• **Your goal**
Identify each line containing the word "Latitude" and copy it.

(Figure contents as structured data)
╔══
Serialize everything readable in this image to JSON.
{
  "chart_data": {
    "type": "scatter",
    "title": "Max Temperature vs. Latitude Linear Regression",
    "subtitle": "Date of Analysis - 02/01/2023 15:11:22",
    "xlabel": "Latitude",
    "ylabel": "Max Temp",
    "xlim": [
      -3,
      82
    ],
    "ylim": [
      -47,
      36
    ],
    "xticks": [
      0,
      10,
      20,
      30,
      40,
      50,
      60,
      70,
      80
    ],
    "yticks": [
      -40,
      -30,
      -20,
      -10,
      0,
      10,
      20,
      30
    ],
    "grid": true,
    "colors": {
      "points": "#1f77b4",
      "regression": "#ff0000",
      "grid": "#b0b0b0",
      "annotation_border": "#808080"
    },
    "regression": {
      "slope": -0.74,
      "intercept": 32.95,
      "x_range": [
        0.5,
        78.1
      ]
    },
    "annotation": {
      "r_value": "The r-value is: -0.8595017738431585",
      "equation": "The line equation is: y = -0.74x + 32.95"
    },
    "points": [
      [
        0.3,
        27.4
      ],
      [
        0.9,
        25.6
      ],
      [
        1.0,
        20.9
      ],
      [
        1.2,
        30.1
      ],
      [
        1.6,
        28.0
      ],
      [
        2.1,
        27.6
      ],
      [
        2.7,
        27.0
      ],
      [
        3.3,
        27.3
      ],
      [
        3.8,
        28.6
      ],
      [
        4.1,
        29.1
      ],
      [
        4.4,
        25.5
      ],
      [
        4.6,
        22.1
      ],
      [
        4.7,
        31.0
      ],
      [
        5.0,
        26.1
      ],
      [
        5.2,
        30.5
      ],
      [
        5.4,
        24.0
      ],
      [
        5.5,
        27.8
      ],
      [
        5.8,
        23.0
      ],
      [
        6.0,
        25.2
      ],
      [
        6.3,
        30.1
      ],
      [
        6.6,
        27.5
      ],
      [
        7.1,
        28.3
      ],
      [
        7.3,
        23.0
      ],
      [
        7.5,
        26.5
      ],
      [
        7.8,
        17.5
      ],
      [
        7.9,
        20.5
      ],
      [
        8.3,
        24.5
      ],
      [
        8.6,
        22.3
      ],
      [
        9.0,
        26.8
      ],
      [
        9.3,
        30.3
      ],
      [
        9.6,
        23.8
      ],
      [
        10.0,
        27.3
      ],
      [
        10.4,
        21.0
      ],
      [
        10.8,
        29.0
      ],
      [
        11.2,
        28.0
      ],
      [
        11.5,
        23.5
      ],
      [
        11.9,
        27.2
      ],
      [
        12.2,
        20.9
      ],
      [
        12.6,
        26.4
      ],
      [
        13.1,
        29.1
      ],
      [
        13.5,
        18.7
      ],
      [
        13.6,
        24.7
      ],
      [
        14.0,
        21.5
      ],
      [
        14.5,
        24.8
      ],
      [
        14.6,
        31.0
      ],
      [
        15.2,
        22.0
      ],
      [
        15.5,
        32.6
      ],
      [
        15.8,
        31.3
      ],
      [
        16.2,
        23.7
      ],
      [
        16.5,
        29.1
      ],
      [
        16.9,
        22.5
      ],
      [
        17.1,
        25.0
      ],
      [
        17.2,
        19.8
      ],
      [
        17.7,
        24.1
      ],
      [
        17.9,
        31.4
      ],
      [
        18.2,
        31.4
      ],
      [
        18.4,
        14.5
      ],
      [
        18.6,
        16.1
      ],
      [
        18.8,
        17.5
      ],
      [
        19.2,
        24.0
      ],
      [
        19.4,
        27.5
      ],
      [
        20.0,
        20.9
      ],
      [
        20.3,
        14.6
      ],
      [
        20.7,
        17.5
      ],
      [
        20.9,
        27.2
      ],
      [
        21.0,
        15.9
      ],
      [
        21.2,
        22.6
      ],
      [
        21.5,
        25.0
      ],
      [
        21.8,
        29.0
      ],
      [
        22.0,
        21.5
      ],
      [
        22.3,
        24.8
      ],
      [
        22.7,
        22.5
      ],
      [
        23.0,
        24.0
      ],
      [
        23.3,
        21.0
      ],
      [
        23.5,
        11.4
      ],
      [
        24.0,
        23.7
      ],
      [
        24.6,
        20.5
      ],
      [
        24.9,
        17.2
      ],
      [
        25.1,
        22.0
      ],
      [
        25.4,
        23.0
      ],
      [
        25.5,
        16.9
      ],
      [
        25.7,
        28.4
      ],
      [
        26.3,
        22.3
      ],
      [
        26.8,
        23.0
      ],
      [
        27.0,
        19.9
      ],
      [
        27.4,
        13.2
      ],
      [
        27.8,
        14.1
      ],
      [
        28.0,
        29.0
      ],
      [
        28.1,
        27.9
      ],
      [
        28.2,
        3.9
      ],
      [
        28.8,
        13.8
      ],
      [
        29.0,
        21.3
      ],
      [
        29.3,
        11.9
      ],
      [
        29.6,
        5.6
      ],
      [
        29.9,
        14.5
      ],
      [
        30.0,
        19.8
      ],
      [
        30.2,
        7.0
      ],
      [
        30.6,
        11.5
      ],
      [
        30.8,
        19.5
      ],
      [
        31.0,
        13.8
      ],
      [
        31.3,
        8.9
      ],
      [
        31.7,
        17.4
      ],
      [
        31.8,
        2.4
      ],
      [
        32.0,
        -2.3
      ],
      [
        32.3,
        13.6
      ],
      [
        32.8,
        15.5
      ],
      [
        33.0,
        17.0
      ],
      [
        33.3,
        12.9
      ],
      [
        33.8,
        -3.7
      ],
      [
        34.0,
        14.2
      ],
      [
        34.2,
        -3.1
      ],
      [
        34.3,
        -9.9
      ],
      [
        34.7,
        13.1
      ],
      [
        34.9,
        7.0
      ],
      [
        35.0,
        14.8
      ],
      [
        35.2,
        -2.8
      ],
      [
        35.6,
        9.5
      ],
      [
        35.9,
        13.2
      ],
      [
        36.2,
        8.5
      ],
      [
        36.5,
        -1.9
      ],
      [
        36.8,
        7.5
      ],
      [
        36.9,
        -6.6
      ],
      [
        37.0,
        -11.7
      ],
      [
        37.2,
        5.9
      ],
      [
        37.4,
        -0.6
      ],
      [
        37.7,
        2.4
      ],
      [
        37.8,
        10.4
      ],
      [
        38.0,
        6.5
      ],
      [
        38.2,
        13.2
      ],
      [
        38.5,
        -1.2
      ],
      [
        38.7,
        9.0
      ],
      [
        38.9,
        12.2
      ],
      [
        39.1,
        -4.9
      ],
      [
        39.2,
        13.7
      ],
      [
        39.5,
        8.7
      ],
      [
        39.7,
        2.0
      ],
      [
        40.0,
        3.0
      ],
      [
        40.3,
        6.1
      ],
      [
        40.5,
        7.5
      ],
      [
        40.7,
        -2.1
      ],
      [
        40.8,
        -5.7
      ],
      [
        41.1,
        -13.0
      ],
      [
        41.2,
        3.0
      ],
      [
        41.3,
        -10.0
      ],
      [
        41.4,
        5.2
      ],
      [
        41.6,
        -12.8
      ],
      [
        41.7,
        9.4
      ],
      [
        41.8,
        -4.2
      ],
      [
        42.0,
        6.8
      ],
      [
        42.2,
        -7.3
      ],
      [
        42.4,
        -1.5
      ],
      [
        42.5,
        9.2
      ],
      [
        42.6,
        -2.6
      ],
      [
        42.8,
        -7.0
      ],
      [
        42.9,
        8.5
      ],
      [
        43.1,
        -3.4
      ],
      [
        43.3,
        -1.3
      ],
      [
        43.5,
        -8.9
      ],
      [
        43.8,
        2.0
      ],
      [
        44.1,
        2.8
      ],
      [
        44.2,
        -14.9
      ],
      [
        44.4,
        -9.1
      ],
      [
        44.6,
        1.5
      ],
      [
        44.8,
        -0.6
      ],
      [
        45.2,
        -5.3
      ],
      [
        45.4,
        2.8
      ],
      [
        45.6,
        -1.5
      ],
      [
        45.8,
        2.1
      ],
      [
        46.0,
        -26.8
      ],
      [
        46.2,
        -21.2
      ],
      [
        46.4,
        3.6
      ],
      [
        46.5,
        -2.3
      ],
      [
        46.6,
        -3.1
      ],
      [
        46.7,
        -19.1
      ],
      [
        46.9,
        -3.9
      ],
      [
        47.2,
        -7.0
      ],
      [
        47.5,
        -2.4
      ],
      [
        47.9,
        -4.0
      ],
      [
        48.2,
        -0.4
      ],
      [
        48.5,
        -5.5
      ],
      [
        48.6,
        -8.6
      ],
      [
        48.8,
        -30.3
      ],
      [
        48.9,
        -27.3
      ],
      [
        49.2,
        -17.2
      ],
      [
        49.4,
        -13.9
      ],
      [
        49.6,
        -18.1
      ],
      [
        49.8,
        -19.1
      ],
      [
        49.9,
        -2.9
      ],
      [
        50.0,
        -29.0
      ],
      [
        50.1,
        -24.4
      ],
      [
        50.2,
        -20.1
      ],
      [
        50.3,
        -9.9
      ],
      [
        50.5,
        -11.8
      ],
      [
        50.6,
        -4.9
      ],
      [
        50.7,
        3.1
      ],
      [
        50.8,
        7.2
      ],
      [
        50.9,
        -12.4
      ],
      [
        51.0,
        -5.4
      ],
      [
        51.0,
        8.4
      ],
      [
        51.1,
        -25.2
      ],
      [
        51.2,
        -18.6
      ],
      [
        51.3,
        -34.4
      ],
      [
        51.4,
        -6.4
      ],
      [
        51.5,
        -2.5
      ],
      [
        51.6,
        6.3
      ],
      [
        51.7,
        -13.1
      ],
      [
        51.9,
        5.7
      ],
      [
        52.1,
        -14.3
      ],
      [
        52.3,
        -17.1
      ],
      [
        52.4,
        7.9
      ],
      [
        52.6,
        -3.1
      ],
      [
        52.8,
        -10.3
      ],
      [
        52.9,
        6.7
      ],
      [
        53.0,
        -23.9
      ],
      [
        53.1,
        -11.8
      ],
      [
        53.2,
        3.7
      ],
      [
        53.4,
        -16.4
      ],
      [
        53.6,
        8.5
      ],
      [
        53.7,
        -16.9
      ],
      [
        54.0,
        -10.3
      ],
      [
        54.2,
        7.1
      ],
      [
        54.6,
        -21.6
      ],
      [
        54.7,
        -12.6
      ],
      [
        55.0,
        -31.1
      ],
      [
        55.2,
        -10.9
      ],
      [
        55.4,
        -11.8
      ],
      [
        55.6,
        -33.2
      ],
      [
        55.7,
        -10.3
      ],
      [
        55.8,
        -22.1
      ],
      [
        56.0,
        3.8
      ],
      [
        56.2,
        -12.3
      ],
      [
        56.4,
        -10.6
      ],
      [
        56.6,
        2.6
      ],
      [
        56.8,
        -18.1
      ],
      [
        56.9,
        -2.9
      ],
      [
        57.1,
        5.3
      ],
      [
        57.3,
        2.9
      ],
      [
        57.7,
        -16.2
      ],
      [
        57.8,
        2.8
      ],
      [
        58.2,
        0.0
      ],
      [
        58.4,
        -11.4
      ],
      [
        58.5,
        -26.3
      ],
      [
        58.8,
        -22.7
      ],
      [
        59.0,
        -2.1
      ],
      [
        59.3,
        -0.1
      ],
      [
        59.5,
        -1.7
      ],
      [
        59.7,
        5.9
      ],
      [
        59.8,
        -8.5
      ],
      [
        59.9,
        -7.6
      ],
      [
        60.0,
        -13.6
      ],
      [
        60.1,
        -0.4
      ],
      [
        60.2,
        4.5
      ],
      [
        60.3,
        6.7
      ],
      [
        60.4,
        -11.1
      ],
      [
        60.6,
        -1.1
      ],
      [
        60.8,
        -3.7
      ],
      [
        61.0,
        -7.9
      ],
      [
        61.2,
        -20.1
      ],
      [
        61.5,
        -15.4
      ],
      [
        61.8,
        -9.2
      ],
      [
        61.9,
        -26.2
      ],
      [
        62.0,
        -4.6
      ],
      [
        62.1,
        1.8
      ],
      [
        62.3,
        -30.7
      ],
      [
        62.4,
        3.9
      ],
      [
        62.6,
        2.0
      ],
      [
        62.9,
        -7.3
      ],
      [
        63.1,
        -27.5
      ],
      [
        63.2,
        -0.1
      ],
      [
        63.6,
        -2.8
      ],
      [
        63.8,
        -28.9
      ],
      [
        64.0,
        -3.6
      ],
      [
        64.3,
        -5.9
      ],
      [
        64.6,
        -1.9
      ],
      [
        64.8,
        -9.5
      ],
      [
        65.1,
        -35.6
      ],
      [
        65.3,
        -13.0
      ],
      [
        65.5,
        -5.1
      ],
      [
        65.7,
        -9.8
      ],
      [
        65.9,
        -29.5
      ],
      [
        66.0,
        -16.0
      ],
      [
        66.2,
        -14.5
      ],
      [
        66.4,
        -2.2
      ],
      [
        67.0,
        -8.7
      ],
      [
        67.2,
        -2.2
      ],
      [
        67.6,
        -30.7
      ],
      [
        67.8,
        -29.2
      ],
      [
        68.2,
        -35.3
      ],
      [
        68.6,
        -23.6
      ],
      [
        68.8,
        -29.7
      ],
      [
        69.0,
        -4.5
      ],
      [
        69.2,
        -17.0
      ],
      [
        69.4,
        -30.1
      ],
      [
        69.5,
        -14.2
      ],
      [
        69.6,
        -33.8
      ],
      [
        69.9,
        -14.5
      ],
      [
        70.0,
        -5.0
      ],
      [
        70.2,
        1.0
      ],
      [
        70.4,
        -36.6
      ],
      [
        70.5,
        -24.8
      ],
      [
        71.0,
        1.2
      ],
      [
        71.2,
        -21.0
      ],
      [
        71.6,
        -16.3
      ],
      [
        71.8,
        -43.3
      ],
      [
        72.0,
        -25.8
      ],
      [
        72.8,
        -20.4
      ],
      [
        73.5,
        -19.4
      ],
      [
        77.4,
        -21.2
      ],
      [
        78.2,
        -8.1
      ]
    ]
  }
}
╚══
• **Solution**
    "title": "Max Temperature vs. Latitude Linear Regression",
    "xlabel": "Latitude",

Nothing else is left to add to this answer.